== EXTRAIT DU DOCUMENT ==
L'affaire était théoriquement close. Mais les clients de la "première fournée" de 2019 n'étaient sans doute que la partie émergée de l'iceberg. Bien d'autres clients ont réalisé dans les mois qui ont suivi qu'ils étaient victimes de ces pratiques, soit qu'ils l'étaient déjà avant, soit qu'ils l'étaient depuis peu, postérieurement au marché passé avec la DGCCRF. En tout cas, les pratiques de la SFAM continuent. Et il y a désormais des victimes de Hubside.Store !
C'est ainsi que dès le 24 septembre 2020, la DGCCRF perquisitionne les locaux de la SFAM à Romans ainsi que ses bureaux à Paris. Et en février 2022, un groupe de victimes lance une nouvelle action en justice tandis que l'UFC-Que Choisir se porte partie civile.
Cette plainte est elle-même en cours d'instruction et en l'attente d'un jugement (qui vient d'être repoussé à 2023) et regroupe des victimes qui se sont manifestées jusqu'en avril 2022. Mais, depuis, d'autres clients continuent de se découvrir victimes de ces arnaques (c'est toujours le cas début 2023) et risquent de devoir attendre un 3ème round ! Certains font état de la perte de 8.000 euros, 10.000 euros, 11.000 euros... avec parfois une forte accélération récente des prélèvements tant en nombre qu'en montant (ex. : 150 euros fractionnés à travers 5 prélèvements à noms différents en décembre 2020 / 1.068 euros à travers 20 prélèvements en décembre 2022).
===
== LIGNES EXTRAITES ==
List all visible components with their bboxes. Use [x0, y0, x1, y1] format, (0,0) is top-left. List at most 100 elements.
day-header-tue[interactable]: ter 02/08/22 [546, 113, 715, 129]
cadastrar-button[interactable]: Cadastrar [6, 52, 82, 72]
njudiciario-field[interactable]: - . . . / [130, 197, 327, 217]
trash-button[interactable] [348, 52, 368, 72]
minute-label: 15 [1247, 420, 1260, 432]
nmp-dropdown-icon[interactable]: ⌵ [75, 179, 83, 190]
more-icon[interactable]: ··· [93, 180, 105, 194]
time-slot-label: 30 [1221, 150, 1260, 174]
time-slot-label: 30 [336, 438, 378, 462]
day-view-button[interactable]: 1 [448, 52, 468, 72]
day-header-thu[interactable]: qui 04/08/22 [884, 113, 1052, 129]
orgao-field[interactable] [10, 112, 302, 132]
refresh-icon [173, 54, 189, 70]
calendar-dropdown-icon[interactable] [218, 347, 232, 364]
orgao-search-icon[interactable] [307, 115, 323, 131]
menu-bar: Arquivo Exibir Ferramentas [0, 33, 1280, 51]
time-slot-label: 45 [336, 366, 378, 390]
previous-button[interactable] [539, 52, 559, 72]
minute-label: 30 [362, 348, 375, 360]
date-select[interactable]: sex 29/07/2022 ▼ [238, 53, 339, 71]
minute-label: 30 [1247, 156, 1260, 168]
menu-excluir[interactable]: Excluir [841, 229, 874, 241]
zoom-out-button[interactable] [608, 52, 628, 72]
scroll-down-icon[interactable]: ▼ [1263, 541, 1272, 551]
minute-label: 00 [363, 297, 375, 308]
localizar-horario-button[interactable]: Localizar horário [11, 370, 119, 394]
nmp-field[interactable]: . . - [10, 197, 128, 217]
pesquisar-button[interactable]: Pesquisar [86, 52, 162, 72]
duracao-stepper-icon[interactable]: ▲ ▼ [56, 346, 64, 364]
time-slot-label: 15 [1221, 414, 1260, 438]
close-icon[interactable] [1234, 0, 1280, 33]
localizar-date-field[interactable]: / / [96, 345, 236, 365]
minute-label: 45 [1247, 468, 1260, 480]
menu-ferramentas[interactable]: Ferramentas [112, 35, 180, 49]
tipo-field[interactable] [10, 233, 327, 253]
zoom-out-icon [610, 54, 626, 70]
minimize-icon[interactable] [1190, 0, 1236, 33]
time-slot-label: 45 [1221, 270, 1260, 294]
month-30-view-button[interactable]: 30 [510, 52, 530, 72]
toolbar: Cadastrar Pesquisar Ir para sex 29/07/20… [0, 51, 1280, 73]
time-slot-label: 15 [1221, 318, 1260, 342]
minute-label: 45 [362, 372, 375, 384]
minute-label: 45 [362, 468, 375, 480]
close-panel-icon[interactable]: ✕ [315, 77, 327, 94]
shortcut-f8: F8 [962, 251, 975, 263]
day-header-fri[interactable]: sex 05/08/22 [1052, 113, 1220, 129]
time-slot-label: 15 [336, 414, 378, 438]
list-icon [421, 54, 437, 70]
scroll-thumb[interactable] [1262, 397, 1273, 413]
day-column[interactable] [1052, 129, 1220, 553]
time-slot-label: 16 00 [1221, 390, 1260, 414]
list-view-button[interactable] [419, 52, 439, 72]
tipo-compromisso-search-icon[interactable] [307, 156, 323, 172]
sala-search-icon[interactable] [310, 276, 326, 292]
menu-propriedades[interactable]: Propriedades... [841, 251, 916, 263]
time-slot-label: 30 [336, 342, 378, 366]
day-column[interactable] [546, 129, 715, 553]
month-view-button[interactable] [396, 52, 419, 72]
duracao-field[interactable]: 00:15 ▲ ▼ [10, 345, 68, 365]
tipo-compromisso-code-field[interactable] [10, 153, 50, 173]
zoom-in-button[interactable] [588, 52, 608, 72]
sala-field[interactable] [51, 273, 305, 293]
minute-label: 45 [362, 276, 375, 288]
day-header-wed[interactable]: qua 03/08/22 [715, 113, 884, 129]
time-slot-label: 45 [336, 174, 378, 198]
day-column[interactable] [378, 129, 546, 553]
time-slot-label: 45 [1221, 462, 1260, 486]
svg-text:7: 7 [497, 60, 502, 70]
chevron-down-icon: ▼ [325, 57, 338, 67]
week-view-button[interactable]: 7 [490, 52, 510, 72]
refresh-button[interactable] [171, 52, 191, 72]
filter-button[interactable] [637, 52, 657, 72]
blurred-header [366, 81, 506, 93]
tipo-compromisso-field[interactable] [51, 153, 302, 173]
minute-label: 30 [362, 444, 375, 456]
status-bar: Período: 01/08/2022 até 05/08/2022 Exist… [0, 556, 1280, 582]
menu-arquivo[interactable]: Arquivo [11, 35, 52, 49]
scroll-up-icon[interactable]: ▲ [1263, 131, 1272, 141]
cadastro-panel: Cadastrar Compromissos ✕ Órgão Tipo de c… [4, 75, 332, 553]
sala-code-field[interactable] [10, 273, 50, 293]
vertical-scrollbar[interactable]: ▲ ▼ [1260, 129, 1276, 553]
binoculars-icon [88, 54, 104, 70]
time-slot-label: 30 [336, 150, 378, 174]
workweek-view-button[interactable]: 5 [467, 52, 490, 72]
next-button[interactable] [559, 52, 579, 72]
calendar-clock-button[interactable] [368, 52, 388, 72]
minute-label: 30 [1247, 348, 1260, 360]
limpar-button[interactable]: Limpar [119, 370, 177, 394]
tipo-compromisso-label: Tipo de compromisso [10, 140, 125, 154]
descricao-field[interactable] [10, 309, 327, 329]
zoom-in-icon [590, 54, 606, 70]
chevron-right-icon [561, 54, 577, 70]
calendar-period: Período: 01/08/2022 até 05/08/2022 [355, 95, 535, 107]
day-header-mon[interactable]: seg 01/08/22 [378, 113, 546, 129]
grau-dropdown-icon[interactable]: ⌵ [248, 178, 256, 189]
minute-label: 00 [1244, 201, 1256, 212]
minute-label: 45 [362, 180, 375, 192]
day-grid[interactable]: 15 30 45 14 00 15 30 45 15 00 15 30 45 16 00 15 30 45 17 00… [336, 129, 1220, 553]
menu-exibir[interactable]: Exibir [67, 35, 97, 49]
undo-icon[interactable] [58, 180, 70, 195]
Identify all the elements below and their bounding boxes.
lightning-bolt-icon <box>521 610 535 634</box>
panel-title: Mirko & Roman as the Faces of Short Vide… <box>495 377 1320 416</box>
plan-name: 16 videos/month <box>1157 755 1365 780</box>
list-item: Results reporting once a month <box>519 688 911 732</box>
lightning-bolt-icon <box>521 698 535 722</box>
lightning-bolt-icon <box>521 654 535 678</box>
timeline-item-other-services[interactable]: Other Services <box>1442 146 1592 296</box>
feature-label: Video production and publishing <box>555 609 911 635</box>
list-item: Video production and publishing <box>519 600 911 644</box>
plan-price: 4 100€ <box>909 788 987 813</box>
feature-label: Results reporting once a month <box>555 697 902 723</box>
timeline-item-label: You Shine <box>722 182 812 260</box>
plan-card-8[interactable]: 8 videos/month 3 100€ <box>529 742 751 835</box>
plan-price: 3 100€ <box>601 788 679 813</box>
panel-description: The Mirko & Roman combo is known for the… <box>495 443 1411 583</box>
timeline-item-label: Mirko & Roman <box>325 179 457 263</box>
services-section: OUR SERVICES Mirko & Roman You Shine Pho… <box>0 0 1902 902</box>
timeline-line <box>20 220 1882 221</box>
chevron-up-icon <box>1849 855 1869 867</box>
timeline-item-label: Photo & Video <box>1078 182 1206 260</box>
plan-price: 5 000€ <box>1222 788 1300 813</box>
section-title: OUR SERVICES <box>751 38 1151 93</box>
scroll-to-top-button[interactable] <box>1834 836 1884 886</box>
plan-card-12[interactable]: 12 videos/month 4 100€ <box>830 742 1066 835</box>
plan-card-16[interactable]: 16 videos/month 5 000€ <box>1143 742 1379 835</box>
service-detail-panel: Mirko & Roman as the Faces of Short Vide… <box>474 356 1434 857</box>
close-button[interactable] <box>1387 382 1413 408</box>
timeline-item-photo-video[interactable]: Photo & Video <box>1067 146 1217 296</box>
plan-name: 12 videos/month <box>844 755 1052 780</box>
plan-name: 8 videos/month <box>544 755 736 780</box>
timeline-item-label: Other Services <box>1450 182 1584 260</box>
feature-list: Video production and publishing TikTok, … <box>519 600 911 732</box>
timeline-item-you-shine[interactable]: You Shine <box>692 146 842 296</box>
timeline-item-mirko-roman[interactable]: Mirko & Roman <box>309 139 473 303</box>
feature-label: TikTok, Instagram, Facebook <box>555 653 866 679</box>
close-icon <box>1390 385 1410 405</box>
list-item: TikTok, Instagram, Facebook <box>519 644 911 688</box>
===
Recopiez à l'identique, dans l'extrait sur la SFAM, tout le passage qui va de « Cette plainte est » jusqu'à « en décembre 2022). ». Les lignes ci-dessus n'ont aucun rapport avec l'extrait sur la SFAM.

Cette plainte est elle-même en cours d'instruction et en l'attente d'un jugement (qui vient d'être repoussé à 2023) et regroupe des victimes qui se sont manifestées jusqu'en avril 2022. Mais, depuis, d'autres clients continuent de se découvrir victimes de ces arnaques (c'est toujours le cas début 2023) et risquent de devoir attendre un 3ème round ! Certains font état de la perte de 8.000 euros, 10.000 euros, 11.000 euros... avec parfois une forte accélération récente des prélèvements tant en nombre qu'en montant (ex. : 150 euros fractionnés à travers 5 prélèvements à noms différents en décembre 2020 / 1.068 euros à travers 20 prélèvements en décembre 2022).